# What this task involves
Present the rows below as a numbered list, starting at the first row and ending at the row that contains "checkbox-right-3[interactable] [422,415,450,443]", both included, with any blank lines dropped.

# Supplied material
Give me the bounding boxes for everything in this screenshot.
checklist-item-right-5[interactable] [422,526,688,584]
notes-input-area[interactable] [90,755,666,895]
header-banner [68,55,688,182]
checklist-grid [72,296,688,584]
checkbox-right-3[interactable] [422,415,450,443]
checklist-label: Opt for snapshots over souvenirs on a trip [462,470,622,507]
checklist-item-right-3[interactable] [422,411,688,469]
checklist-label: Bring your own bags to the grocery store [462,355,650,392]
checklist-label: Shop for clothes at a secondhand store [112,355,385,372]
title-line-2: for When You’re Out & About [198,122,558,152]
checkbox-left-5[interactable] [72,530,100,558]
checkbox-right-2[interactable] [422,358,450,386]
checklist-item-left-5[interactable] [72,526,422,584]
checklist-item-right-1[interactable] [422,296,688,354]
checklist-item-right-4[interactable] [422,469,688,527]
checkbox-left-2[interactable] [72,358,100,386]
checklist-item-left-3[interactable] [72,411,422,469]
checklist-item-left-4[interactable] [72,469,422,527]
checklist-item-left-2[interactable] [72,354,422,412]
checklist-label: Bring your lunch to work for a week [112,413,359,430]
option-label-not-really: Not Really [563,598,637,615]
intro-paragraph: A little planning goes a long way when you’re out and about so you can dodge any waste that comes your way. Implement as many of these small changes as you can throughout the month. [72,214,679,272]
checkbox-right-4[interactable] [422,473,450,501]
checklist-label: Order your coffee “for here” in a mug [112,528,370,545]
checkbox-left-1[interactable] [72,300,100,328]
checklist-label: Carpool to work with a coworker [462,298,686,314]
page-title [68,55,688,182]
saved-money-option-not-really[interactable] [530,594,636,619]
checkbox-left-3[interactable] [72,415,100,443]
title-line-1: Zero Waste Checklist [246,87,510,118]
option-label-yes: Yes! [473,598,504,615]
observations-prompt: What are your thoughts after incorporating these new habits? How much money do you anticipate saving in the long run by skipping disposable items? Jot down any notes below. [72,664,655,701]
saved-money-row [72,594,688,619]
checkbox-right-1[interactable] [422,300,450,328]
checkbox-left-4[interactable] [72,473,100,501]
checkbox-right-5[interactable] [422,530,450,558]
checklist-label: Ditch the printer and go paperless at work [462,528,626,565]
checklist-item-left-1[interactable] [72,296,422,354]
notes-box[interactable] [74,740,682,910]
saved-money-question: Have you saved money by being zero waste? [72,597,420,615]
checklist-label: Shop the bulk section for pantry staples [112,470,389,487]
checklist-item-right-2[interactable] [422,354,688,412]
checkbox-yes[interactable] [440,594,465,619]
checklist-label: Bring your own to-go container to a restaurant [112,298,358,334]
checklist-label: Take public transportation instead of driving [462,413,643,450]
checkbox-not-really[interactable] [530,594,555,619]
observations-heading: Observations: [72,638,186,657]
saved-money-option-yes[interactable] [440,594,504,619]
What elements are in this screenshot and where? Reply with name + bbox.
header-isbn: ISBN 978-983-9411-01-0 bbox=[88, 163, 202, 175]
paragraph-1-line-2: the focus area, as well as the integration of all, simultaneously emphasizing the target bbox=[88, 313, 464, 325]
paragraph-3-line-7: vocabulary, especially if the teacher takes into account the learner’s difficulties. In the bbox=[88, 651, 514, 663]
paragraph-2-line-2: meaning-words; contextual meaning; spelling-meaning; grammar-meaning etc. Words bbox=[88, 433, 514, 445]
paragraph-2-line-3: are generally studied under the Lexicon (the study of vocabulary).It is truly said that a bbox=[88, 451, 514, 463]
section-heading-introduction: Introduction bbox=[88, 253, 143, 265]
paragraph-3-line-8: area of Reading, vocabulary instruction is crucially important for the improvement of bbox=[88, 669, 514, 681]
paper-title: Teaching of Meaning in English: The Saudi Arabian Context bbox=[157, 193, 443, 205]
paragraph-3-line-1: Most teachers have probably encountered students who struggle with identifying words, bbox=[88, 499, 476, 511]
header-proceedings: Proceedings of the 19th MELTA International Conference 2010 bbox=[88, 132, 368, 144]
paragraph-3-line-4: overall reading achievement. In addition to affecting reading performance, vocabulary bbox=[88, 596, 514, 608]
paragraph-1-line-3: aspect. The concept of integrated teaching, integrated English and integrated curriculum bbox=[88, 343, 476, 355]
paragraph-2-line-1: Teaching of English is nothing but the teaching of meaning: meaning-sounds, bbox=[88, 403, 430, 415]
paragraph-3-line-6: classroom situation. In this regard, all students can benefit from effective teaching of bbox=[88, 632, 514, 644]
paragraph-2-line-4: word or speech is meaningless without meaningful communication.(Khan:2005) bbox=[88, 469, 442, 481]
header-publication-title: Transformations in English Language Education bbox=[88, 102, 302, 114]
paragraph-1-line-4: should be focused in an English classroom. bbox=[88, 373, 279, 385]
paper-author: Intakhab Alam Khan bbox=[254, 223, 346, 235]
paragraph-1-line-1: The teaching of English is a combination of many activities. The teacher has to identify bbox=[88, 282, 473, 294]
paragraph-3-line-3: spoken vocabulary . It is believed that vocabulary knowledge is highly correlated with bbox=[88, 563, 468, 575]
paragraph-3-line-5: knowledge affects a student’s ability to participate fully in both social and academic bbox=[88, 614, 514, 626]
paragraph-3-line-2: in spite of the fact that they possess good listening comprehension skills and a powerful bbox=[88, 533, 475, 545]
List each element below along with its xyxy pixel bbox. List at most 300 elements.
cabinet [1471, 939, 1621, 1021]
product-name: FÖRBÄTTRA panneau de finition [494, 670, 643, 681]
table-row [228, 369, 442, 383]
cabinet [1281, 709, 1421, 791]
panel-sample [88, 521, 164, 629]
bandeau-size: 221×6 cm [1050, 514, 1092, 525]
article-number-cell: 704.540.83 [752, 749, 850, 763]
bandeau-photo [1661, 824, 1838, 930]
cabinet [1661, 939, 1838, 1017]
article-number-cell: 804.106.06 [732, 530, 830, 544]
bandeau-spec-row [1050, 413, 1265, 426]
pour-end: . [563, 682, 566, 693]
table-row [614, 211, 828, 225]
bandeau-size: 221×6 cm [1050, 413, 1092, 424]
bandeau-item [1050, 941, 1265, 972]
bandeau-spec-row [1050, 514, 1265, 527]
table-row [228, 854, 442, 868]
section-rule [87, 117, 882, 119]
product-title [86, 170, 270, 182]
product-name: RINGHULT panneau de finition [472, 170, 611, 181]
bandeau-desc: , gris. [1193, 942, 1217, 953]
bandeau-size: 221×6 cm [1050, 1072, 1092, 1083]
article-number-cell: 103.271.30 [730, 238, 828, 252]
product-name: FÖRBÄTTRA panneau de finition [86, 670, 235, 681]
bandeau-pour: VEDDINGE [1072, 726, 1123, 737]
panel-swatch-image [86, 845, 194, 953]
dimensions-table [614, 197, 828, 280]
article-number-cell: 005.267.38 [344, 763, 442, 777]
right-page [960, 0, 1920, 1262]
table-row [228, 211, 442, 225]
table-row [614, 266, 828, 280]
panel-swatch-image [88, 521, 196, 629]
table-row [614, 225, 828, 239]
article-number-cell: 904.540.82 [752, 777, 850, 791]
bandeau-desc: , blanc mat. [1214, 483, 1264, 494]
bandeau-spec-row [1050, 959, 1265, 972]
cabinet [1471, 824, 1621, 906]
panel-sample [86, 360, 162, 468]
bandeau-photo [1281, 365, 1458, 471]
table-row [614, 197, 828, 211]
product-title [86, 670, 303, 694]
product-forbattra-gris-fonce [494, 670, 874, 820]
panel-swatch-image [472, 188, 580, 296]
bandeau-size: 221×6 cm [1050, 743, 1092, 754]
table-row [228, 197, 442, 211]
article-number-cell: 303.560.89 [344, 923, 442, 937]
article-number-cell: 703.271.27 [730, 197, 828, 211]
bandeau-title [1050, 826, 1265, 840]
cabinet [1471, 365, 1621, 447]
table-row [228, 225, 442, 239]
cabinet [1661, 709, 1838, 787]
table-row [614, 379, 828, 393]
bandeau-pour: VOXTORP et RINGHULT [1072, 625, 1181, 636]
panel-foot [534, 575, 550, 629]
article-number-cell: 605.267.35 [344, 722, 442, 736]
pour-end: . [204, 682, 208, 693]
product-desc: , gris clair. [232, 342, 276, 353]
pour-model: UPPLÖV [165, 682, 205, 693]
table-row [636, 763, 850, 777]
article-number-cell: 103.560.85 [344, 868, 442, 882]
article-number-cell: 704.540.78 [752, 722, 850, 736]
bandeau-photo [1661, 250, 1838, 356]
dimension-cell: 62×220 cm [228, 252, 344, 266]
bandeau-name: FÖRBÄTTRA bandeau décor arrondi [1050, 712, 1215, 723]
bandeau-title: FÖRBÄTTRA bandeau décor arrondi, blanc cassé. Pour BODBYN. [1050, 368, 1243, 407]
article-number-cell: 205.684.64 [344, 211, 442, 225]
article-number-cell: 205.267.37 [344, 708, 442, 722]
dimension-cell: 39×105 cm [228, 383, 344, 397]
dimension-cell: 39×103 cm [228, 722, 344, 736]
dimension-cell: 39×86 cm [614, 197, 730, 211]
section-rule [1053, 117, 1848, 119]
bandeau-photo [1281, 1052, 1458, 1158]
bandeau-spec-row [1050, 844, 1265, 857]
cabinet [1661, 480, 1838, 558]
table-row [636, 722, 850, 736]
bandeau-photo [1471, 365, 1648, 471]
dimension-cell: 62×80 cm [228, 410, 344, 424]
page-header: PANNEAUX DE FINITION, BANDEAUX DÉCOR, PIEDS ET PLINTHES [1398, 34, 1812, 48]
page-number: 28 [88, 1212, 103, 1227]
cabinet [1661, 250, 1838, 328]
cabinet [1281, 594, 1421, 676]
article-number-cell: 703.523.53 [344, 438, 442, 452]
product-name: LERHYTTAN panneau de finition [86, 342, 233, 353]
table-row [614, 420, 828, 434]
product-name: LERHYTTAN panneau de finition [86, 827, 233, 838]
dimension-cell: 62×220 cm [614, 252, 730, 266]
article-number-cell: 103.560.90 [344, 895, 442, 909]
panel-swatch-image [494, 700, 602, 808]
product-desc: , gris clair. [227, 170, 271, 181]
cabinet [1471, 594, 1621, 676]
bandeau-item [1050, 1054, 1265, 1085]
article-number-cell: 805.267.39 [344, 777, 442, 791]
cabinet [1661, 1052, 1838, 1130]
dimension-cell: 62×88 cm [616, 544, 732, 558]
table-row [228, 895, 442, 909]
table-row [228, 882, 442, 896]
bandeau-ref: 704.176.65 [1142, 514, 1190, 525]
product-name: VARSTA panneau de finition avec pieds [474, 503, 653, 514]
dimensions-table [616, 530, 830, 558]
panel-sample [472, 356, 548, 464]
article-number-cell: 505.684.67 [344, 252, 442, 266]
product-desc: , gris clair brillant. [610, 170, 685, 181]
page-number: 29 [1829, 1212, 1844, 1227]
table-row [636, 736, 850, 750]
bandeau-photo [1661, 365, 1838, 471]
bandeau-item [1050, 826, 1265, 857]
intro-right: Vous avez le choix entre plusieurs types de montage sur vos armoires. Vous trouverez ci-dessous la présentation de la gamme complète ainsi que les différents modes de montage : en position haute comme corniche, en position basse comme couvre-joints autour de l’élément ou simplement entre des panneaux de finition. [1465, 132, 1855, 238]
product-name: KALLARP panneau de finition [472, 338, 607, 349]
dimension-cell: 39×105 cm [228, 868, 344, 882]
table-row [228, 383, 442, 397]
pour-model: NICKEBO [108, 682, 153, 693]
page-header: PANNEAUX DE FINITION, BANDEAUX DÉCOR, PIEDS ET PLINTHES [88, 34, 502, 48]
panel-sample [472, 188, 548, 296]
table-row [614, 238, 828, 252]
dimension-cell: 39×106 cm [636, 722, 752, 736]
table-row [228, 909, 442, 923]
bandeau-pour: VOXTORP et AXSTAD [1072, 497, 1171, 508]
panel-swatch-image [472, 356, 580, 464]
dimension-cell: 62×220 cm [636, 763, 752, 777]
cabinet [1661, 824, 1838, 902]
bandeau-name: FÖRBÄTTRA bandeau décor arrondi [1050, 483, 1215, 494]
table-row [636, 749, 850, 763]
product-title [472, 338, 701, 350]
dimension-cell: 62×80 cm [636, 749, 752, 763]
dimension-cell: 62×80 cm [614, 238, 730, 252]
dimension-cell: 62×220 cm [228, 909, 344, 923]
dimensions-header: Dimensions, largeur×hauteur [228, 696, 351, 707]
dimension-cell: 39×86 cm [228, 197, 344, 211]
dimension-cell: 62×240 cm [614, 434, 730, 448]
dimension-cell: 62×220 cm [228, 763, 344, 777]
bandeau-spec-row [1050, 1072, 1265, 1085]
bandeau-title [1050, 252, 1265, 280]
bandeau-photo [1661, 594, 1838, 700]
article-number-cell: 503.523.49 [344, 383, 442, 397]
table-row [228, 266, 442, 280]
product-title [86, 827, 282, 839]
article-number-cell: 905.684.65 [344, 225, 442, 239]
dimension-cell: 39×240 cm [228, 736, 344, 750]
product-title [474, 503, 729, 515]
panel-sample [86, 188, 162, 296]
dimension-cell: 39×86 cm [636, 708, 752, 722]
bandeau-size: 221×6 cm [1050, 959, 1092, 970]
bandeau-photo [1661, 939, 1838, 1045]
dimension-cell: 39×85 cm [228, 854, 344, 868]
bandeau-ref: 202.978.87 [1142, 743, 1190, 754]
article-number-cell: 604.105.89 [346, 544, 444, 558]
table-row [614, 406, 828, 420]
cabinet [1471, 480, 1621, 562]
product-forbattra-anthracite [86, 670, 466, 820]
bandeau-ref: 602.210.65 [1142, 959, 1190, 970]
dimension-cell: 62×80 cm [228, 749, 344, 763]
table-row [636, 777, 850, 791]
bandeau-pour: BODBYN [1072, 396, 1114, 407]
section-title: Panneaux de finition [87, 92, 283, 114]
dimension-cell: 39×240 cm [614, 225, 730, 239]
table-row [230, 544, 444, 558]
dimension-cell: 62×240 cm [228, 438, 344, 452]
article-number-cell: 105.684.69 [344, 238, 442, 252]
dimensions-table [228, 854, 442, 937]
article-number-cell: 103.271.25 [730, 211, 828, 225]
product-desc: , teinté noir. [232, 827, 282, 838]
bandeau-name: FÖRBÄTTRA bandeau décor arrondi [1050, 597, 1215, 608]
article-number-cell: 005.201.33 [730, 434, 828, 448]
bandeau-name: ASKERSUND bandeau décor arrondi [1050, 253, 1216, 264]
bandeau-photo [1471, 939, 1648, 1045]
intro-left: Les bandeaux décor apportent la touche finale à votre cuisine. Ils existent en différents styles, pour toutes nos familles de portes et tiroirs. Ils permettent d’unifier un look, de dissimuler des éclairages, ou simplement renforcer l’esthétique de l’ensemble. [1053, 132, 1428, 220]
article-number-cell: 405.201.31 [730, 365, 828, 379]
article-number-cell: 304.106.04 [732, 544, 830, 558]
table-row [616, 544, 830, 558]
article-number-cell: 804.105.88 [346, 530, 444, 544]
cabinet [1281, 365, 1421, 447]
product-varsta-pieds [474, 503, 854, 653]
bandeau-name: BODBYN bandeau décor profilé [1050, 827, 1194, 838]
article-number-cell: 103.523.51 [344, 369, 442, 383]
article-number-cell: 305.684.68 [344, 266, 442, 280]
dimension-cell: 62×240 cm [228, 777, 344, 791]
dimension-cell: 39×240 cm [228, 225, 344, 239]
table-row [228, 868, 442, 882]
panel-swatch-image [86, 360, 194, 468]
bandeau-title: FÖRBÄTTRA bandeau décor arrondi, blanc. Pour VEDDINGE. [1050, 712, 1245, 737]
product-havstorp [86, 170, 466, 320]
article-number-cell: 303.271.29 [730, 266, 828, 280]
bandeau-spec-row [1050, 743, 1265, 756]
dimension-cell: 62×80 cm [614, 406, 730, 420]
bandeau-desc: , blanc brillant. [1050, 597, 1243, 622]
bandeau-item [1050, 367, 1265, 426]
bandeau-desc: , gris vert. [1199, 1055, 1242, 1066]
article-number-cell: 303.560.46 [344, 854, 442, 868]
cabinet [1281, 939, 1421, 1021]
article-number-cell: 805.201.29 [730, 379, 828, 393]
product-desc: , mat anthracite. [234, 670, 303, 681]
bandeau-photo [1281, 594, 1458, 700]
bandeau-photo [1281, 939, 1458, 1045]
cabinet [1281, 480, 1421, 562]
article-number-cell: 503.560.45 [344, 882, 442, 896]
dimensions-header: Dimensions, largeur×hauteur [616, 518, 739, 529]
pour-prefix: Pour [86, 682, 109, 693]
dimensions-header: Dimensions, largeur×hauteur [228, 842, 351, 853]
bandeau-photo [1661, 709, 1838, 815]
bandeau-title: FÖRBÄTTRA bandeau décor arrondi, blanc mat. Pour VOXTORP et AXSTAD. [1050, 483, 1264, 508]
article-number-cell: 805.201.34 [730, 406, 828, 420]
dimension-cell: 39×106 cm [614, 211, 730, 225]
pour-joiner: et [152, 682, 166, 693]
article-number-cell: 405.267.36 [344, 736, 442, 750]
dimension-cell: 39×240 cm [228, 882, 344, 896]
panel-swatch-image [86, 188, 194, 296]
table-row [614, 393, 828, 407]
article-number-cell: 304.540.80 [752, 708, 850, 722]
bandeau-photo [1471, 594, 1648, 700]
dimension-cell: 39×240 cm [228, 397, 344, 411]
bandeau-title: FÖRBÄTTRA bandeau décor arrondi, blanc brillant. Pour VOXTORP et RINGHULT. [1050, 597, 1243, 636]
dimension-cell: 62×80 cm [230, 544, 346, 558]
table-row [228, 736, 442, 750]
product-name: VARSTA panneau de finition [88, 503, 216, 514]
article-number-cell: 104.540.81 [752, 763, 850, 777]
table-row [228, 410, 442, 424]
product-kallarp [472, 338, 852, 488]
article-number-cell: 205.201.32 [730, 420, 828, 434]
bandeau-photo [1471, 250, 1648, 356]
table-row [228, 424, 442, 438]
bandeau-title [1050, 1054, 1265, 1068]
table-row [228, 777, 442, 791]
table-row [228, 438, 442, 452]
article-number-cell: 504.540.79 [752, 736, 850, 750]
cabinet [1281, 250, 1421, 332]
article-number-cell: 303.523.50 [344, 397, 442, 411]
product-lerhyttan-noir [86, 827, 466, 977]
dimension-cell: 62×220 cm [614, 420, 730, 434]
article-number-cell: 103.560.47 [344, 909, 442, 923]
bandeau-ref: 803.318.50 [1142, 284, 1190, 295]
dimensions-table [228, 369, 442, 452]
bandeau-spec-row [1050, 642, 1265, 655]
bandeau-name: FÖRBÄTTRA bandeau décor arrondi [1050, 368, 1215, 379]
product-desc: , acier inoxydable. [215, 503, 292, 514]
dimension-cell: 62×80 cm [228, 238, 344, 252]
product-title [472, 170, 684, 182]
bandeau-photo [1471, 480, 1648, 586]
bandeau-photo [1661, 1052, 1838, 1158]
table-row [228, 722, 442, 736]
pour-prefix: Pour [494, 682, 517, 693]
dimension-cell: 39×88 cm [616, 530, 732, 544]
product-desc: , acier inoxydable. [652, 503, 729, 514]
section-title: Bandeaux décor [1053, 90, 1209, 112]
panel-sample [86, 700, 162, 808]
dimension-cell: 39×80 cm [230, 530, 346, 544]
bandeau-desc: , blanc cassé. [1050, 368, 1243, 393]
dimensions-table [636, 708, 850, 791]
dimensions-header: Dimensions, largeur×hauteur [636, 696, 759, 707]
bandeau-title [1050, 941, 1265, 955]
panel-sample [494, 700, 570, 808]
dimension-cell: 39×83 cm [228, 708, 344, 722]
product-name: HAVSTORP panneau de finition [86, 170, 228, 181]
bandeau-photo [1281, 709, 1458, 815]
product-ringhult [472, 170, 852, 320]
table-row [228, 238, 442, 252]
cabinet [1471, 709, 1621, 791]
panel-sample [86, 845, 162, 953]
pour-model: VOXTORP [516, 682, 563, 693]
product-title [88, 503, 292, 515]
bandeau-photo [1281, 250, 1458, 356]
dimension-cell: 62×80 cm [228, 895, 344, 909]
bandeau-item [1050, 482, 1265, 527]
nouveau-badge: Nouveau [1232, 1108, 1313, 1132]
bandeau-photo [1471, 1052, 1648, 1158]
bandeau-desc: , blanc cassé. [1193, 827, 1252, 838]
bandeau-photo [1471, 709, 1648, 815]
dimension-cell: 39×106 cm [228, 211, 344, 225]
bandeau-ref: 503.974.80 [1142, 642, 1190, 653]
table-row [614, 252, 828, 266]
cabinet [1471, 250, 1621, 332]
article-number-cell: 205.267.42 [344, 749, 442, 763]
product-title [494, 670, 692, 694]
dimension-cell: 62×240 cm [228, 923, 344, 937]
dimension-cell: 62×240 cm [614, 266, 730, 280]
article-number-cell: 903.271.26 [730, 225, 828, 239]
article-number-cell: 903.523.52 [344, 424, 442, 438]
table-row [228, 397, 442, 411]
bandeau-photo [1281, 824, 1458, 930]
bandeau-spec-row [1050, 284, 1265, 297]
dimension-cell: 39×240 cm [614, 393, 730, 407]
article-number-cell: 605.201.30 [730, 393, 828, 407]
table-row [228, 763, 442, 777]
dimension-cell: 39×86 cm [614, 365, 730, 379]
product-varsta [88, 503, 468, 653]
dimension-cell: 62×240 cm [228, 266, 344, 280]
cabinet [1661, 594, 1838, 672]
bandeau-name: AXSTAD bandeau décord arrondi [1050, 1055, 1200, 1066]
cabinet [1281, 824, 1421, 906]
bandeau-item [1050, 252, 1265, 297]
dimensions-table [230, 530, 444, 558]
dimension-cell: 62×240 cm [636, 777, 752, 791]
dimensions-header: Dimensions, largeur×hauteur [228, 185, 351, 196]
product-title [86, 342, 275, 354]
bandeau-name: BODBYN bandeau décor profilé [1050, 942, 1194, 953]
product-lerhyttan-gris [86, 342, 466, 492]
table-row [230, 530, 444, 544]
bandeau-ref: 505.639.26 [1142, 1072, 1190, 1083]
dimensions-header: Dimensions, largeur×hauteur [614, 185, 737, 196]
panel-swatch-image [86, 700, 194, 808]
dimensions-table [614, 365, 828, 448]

# Worked solution
1. Give me the bounding boxes for everything in this screenshot.
2. checklist-item-right-5[interactable] [422,526,688,584]
3. notes-input-area[interactable] [90,755,666,895]
4. header-banner [68,55,688,182]
5. checklist-grid [72,296,688,584]
6. checkbox-right-3[interactable] [422,415,450,443]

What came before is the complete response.